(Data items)
======

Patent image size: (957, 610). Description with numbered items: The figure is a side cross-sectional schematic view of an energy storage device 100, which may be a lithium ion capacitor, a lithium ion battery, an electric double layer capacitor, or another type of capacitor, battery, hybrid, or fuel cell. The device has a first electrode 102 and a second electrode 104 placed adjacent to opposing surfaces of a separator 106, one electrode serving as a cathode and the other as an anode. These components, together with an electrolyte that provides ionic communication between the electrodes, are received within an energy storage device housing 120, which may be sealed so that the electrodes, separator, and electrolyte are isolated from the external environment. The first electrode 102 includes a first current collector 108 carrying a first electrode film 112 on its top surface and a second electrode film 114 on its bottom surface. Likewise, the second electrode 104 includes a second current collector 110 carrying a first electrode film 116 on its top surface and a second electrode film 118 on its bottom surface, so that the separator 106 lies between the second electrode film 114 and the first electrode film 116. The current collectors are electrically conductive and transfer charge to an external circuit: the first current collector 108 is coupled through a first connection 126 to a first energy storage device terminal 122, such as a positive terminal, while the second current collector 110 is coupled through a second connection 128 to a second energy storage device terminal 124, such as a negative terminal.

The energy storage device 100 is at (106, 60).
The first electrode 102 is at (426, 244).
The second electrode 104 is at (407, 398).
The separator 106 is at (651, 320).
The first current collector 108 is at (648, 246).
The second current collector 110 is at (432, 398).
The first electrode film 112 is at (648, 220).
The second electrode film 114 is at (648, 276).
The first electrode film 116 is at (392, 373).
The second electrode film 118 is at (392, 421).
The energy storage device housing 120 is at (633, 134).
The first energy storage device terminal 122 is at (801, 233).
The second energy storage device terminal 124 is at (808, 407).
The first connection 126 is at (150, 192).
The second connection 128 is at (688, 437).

======

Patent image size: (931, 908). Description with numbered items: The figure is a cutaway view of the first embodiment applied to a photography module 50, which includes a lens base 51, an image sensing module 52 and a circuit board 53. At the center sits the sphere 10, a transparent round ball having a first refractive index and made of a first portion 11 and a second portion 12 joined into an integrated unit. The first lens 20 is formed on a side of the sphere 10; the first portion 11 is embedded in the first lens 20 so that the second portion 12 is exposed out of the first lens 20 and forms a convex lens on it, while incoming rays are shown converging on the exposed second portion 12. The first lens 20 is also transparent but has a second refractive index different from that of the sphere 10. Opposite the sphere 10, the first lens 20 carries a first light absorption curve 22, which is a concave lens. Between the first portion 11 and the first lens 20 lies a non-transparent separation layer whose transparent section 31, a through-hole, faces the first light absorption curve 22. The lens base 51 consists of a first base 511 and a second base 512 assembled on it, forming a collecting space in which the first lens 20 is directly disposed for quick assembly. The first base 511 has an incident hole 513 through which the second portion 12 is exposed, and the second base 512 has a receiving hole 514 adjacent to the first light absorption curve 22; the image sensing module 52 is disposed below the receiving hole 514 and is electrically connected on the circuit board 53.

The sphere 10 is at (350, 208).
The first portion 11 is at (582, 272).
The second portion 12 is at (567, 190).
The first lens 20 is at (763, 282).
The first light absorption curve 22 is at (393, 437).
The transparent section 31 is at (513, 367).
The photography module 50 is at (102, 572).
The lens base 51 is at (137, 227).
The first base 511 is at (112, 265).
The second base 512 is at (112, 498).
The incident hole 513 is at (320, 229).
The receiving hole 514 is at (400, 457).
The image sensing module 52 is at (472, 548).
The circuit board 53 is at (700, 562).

======

Reproduce the items above without any changes, taking the stretch from the line containing "Patent image size: (931, 908)." through the line containing "The image sensing module 52 is at (472, 548).".

▶ Completed task:
Patent image size: (931, 908). Description with numbered items: The figure is a cutaway view of the first embodiment applied to a photography module 50, which includes a lens base 51, an image sensing module 52 and a circuit board 53. At the center sits the sphere 10, a transparent round ball having a first refractive index and made of a first portion 11 and a second portion 12 joined into an integrated unit. The first lens 20 is formed on a side of the sphere 10; the first portion 11 is embedded in the first lens 20 so that the second portion 12 is exposed out of the first lens 20 and forms a convex lens on it, while incoming rays are shown converging on the exposed second portion 12. The first lens 20 is also transparent but has a second refractive index different from that of the sphere 10. Opposite the sphere 10, the first lens 20 carries a first light absorption curve 22, which is a concave lens. Between the first portion 11 and the first lens 20 lies a non-transparent separation layer whose transparent section 31, a through-hole, faces the first light absorption curve 22. The lens base 51 consists of a first base 511 and a second base 512 assembled on it, forming a collecting space in which the first lens 20 is directly disposed for quick assembly. The first base 511 has an incident hole 513 through which the second portion 12 is exposed, and the second base 512 has a receiving hole 514 adjacent to the first light absorption curve 22; the image sensing module 52 is disposed below the receiving hole 514 and is electrically connected on the circuit board 53.

The sphere 10 is at (350, 208).
The first portion 11 is at (582, 272).
The second portion 12 is at (567, 190).
The first lens 20 is at (763, 282).
The first light absorption curve 22 is at (393, 437).
The transparent section 31 is at (513, 367).
The photography module 50 is at (102, 572).
The lens base 51 is at (137, 227).
The first base 511 is at (112, 265).
The second base 512 is at (112, 498).
The incident hole 513 is at (320, 229).
The receiving hole 514 is at (400, 457).
The image sensing module 52 is at (472, 548).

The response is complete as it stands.